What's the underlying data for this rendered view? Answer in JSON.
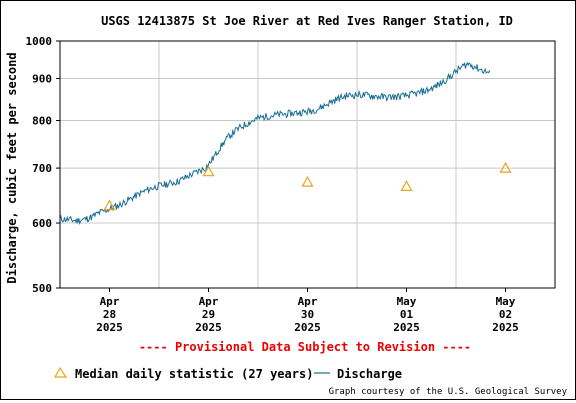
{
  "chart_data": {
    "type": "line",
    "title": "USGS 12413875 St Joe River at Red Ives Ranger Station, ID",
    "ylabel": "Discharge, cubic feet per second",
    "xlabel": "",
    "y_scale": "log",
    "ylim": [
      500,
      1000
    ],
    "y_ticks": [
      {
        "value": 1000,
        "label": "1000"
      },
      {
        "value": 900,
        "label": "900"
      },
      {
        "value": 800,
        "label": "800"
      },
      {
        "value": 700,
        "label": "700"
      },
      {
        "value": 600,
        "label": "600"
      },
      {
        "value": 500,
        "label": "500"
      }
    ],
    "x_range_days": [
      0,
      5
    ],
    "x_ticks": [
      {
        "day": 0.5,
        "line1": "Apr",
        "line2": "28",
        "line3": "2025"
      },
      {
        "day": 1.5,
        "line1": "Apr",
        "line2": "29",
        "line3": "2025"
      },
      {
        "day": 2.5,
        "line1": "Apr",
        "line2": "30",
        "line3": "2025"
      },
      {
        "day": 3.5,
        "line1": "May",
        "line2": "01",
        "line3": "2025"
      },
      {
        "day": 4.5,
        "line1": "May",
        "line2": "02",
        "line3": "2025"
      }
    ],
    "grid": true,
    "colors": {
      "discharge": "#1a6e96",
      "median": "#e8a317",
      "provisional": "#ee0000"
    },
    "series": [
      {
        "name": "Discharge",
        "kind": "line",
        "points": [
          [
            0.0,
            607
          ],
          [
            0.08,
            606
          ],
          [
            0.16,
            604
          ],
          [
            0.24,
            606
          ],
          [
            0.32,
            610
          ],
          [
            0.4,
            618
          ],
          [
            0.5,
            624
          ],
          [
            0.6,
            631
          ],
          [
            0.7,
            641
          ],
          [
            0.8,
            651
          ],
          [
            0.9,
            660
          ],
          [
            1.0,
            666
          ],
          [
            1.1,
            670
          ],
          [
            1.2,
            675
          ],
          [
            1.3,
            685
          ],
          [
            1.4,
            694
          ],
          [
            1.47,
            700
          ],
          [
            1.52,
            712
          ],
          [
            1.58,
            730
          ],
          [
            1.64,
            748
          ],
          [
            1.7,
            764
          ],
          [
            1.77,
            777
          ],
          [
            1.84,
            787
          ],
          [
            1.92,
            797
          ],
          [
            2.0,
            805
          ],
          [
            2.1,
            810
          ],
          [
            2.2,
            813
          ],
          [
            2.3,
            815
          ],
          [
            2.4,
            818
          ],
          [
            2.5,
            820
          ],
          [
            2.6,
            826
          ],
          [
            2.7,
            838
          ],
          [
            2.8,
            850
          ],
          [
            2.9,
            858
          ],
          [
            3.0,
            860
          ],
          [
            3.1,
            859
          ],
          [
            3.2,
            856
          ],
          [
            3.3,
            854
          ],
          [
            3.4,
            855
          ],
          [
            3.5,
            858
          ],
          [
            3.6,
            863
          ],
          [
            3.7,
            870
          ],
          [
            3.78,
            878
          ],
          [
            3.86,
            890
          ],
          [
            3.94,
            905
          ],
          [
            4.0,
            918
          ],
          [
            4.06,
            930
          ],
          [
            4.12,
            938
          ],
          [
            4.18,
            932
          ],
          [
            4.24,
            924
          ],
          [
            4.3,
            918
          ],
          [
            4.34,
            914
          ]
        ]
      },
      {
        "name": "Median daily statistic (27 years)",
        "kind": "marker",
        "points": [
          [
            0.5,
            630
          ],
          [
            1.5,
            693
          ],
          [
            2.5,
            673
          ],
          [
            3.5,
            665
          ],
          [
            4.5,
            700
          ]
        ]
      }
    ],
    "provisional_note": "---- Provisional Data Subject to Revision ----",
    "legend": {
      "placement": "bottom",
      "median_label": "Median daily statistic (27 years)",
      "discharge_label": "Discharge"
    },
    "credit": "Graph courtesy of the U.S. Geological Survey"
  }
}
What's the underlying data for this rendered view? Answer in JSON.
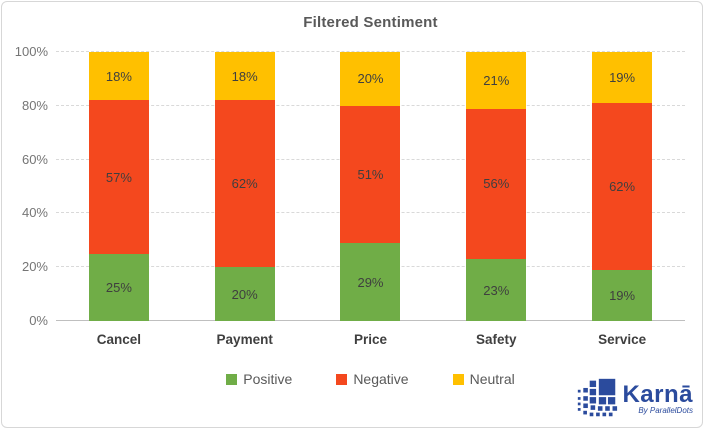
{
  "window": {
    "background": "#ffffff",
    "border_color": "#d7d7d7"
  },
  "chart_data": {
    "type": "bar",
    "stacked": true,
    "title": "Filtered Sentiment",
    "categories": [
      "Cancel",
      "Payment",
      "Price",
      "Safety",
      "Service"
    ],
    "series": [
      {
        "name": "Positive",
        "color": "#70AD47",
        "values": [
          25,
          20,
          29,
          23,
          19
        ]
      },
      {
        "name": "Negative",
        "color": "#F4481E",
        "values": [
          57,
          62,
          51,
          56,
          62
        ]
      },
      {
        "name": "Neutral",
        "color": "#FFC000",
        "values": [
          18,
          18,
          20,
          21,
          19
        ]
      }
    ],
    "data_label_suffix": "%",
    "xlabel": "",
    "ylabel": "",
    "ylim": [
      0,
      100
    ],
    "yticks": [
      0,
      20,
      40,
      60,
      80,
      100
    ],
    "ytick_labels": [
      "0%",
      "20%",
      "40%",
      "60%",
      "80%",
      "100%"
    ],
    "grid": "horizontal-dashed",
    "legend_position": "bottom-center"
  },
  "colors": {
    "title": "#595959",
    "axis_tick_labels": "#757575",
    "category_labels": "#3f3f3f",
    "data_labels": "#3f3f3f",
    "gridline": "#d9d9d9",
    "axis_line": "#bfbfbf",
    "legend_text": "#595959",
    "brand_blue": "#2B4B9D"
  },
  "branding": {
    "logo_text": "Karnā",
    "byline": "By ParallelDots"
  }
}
○ ○ ○ ○ ○
Scan the material and collect every line that contains "years".

        "name": "Median daily statistic (27 years)",
      "median_label": "Median daily statistic (27 years)",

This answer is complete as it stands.